** START OF DATASET EXCERPTS **

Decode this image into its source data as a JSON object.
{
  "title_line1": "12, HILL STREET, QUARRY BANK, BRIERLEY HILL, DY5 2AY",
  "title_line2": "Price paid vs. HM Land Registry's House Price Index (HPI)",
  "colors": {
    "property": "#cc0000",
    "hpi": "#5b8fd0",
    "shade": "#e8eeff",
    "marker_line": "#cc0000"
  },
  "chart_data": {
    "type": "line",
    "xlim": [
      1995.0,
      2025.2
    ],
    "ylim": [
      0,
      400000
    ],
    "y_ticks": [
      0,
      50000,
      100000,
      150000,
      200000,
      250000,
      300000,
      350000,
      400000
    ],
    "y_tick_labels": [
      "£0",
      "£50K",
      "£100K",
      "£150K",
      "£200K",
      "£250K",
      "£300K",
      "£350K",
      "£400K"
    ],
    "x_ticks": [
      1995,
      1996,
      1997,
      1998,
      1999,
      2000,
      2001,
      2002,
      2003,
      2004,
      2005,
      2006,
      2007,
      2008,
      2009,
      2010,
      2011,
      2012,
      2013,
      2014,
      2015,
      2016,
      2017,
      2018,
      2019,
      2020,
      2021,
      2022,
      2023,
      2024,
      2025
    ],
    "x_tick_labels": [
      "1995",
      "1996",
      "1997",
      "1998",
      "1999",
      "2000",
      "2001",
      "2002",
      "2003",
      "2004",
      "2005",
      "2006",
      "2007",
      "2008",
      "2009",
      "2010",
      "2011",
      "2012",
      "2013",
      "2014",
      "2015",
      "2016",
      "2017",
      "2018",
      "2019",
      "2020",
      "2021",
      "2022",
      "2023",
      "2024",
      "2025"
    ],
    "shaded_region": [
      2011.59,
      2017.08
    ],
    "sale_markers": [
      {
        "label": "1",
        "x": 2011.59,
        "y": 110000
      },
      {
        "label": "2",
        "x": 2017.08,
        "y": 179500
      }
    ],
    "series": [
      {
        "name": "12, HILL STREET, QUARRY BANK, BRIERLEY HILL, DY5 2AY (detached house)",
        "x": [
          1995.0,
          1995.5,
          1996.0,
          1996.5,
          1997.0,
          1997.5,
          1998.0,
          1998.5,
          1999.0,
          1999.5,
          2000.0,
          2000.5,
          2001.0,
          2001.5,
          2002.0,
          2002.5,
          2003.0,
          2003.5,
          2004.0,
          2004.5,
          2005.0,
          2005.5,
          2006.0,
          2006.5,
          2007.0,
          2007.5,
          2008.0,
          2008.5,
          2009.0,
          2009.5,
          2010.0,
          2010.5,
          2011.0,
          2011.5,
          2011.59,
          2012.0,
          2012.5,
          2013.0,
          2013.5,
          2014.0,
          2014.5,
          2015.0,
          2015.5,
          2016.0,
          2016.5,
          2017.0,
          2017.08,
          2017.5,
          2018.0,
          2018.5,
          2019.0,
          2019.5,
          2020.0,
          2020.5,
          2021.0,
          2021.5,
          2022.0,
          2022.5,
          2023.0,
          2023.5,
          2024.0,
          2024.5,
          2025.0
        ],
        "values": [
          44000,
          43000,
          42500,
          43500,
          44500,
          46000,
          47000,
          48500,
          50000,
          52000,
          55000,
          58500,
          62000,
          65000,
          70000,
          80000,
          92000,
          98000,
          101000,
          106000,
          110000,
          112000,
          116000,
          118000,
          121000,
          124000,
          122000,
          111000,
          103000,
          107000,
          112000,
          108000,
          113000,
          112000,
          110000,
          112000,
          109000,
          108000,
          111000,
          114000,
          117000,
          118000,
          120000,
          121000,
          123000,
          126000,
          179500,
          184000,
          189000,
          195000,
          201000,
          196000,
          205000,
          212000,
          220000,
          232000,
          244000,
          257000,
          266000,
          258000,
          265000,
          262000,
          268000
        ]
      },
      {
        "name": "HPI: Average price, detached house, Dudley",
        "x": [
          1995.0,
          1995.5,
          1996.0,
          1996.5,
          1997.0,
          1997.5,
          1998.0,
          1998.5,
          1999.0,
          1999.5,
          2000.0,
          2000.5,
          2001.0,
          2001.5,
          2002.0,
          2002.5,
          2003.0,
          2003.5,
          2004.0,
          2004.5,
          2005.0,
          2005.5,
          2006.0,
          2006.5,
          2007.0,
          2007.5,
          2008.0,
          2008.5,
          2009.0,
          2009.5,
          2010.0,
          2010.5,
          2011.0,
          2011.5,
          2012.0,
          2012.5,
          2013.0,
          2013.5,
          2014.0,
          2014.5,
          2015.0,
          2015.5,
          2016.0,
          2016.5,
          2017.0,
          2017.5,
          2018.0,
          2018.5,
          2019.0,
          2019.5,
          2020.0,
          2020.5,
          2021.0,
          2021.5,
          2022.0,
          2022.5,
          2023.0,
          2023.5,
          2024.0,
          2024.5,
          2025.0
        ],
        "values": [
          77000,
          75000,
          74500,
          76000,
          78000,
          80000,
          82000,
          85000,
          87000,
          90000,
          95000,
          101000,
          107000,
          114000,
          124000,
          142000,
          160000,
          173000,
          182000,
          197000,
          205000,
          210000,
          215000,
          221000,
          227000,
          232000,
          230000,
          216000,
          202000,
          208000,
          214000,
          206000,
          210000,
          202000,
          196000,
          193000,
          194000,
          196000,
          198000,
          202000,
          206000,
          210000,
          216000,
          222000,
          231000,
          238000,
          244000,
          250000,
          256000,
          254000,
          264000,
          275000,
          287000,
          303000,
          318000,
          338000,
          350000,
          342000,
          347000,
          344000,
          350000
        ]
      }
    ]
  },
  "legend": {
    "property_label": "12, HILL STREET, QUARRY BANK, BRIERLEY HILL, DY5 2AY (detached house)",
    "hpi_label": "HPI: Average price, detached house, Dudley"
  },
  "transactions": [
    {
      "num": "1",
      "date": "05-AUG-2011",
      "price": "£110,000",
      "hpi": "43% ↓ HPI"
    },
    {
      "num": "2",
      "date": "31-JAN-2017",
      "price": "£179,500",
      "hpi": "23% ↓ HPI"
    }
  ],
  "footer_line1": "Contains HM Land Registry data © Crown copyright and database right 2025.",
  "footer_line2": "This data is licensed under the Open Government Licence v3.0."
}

** END OF DATASET EXCERPTS **

Exactly as shown above, return every record.

:: REPLY TO THE TASK ::
Decode this image into its source data as a JSON object.
{
  "title_line1": "12, HILL STREET, QUARRY BANK, BRIERLEY HILL, DY5 2AY",
  "title_line2": "Price paid vs. HM Land Registry's House Price Index (HPI)",
  "colors": {
    "property": "#cc0000",
    "hpi": "#5b8fd0",
    "shade": "#e8eeff",
    "marker_line": "#cc0000"
  },
  "chart_data": {
    "type": "line",
    "xlim": [
      1995.0,
      2025.2
    ],
    "ylim": [
      0,
      400000
    ],
    "y_ticks": [
      0,
      50000,
      100000,
      150000,
      200000,
      250000,
      300000,
      350000,
      400000
    ],
    "y_tick_labels": [
      "£0",
      "£50K",
      "£100K",
      "£150K",
      "£200K",
      "£250K",
      "£300K",
      "£350K",
      "£400K"
    ],
    "x_ticks": [
      1995,
      1996,
      1997,
      1998,
      1999,
      2000,
      2001,
      2002,
      2003,
      2004,
      2005,
      2006,
      2007,
      2008,
      2009,
      2010,
      2011,
      2012,
      2013,
      2014,
      2015,
      2016,
      2017,
      2018,
      2019,
      2020,
      2021,
      2022,
      2023,
      2024,
      2025
    ],
    "x_tick_labels": [
      "1995",
      "1996",
      "1997",
      "1998",
      "1999",
      "2000",
      "2001",
      "2002",
      "2003",
      "2004",
      "2005",
      "2006",
      "2007",
      "2008",
      "2009",
      "2010",
      "2011",
      "2012",
      "2013",
      "2014",
      "2015",
      "2016",
      "2017",
      "2018",
      "2019",
      "2020",
      "2021",
      "2022",
      "2023",
      "2024",
      "2025"
    ],
    "shaded_region": [
      2011.59,
      2017.08
    ],
    "sale_markers": [
      {
        "label": "1",
        "x": 2011.59,
        "y": 110000
      },
      {
        "label": "2",
        "x": 2017.08,
        "y": 179500
      }
    ],
    "series": [
      {
        "name": "12, HILL STREET, QUARRY BANK, BRIERLEY HILL, DY5 2AY (detached house)",
        "x": [
          1995.0,
          1995.5,
          1996.0,
          1996.5,
          1997.0,
          1997.5,
          1998.0,
          1998.5,
          1999.0,
          1999.5,
          2000.0,
          2000.5,
          2001.0,
          2001.5,
          2002.0,
          2002.5,
          2003.0,
          2003.5,
          2004.0,
          2004.5,
          2005.0,
          2005.5,
          2006.0,
          2006.5,
          2007.0,
          2007.5,
          2008.0,
          2008.5,
          2009.0,
          2009.5,
          2010.0,
          2010.5,
          2011.0,
          2011.5,
          2011.59,
          2012.0,
          2012.5,
          2013.0,
          2013.5,
          2014.0,
          2014.5,
          2015.0,
          2015.5,
          2016.0,
          2016.5,
          2017.0,
          2017.08,
          2017.5,
          2018.0,
          2018.5,
          2019.0,
          2019.5,
          2020.0,
          2020.5,
          2021.0,
          2021.5,
          2022.0,
          2022.5,
          2023.0,
          2023.5,
          2024.0,
          2024.5,
          2025.0
        ],
        "values": [
          44000,
          43000,
          42500,
          43500,
          44500,
          46000,
          47000,
          48500,
          50000,
          52000,
          55000,
          58500,
          62000,
          65000,
          70000,
          80000,
          92000,
          98000,
          101000,
          106000,
          110000,
          112000,
          116000,
          118000,
          121000,
          124000,
          122000,
          111000,
          103000,
          107000,
          112000,
          108000,
          113000,
          112000,
          110000,
          112000,
          109000,
          108000,
          111000,
          114000,
          117000,
          118000,
          120000,
          121000,
          123000,
          126000,
          179500,
          184000,
          189000,
          195000,
          201000,
          196000,
          205000,
          212000,
          220000,
          232000,
          244000,
          257000,
          266000,
          258000,
          265000,
          262000,
          268000
        ]
      },
      {
        "name": "HPI: Average price, detached house, Dudley",
        "x": [
          1995.0,
          1995.5,
          1996.0,
          1996.5,
          1997.0,
          1997.5,
          1998.0,
          1998.5,
          1999.0,
          1999.5,
          2000.0,
          2000.5,
          2001.0,
          2001.5,
          2002.0,
          2002.5,
          2003.0,
          2003.5,
          2004.0,
          2004.5,
          2005.0,
          2005.5,
          2006.0,
          2006.5,
          2007.0,
          2007.5,
          2008.0,
          2008.5,
          2009.0,
          2009.5,
          2010.0,
          2010.5,
          2011.0,
          2011.5,
          2012.0,
          2012.5,
          2013.0,
          2013.5,
          2014.0,
          2014.5,
          2015.0,
          2015.5,
          2016.0,
          2016.5,
          2017.0,
          2017.5,
          2018.0,
          2018.5,
          2019.0,
          2019.5,
          2020.0,
          2020.5,
          2021.0,
          2021.5,
          2022.0,
          2022.5,
          2023.0,
          2023.5,
          2024.0,
          2024.5,
          2025.0
        ],
        "values": [
          77000,
          75000,
          74500,
          76000,
          78000,
          80000,
          82000,
          85000,
          87000,
          90000,
          95000,
          101000,
          107000,
          114000,
          124000,
          142000,
          160000,
          173000,
          182000,
          197000,
          205000,
          210000,
          215000,
          221000,
          227000,
          232000,
          230000,
          216000,
          202000,
          208000,
          214000,
          206000,
          210000,
          202000,
          196000,
          193000,
          194000,
          196000,
          198000,
          202000,
          206000,
          210000,
          216000,
          222000,
          231000,
          238000,
          244000,
          250000,
          256000,
          254000,
          264000,
          275000,
          287000,
          303000,
          318000,
          338000,
          350000,
          342000,
          347000,
          344000,
          350000
        ]
      }
    ]
  },
  "legend": {
    "property_label": "12, HILL STREET, QUARRY BANK, BRIERLEY HILL, DY5 2AY (detached house)",
    "hpi_label": "HPI: Average price, detached house, Dudley"
  },
  "transactions": [
    {
      "num": "1",
      "date": "05-AUG-2011",
      "price": "£110,000",
      "hpi": "43% ↓ HPI"
    },
    {
      "num": "2",
      "date": "31-JAN-2017",
      "price": "£179,500",
      "hpi": "23% ↓ HPI"
    }
  ],
  "footer_line1": "Contains HM Land Registry data © Crown copyright and database right 2025.",
  "footer_line2": "This data is licensed under the Open Government Licence v3.0."
}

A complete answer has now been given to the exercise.